> _ENTRIES PROVIDED_:
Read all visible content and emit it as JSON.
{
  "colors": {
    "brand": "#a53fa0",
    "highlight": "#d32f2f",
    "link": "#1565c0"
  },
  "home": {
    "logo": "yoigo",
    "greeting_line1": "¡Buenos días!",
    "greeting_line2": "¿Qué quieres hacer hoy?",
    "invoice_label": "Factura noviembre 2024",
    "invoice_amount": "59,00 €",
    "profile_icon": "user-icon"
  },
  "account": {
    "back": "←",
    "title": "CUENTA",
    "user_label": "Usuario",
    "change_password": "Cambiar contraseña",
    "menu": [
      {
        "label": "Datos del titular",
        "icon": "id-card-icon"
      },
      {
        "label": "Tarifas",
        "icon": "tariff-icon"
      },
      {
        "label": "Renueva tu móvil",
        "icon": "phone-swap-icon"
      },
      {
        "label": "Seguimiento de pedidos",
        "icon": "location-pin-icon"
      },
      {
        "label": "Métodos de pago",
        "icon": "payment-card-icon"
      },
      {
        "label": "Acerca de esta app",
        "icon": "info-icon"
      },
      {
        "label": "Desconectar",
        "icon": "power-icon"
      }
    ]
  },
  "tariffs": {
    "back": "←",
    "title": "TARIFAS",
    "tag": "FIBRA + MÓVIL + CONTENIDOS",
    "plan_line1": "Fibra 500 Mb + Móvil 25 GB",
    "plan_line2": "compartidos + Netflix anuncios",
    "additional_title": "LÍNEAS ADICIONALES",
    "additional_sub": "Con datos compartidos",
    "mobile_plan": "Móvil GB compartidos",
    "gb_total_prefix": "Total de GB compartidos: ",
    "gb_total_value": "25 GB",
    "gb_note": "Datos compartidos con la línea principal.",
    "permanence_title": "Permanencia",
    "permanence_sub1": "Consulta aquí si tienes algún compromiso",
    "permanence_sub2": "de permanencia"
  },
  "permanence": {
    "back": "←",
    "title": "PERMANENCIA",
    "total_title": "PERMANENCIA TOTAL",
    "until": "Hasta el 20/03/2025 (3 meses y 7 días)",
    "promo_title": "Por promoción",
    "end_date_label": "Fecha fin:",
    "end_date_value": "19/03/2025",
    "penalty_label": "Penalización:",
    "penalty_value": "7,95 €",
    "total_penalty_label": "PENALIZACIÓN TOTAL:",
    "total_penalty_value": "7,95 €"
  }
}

> _AIM_:
Transcribe all of the entries without altering anything.

> _REPLY_:
Read all visible content and emit it as JSON.
{
  "colors": {
    "brand": "#a53fa0",
    "highlight": "#d32f2f",
    "link": "#1565c0"
  },
  "home": {
    "logo": "yoigo",
    "greeting_line1": "¡Buenos días!",
    "greeting_line2": "¿Qué quieres hacer hoy?",
    "invoice_label": "Factura noviembre 2024",
    "invoice_amount": "59,00 €",
    "profile_icon": "user-icon"
  },
  "account": {
    "back": "←",
    "title": "CUENTA",
    "user_label": "Usuario",
    "change_password": "Cambiar contraseña",
    "menu": [
      {
        "label": "Datos del titular",
        "icon": "id-card-icon"
      },
      {
        "label": "Tarifas",
        "icon": "tariff-icon"
      },
      {
        "label": "Renueva tu móvil",
        "icon": "phone-swap-icon"
      },
      {
        "label": "Seguimiento de pedidos",
        "icon": "location-pin-icon"
      },
      {
        "label": "Métodos de pago",
        "icon": "payment-card-icon"
      },
      {
        "label": "Acerca de esta app",
        "icon": "info-icon"
      },
      {
        "label": "Desconectar",
        "icon": "power-icon"
      }
    ]
  },
  "tariffs": {
    "back": "←",
    "title": "TARIFAS",
    "tag": "FIBRA + MÓVIL + CONTENIDOS",
    "plan_line1": "Fibra 500 Mb + Móvil 25 GB",
    "plan_line2": "compartidos + Netflix anuncios",
    "additional_title": "LÍNEAS ADICIONALES",
    "additional_sub": "Con datos compartidos",
    "mobile_plan": "Móvil GB compartidos",
    "gb_total_prefix": "Total de GB compartidos: ",
    "gb_total_value": "25 GB",
    "gb_note": "Datos compartidos con la línea principal.",
    "permanence_title": "Permanencia",
    "permanence_sub1": "Consulta aquí si tienes algún compromiso",
    "permanence_sub2": "de permanencia"
  },
  "permanence": {
    "back": "←",
    "title": "PERMANENCIA",
    "total_title": "PERMANENCIA TOTAL",
    "until": "Hasta el 20/03/2025 (3 meses y 7 días)",
    "promo_title": "Por promoción",
    "end_date_label": "Fecha fin:",
    "end_date_value": "19/03/2025",
    "penalty_label": "Penalización:",
    "penalty_value": "7,95 €",
    "total_penalty_label": "PENALIZACIÓN TOTAL:",
    "total_penalty_value": "7,95 €"
  }
}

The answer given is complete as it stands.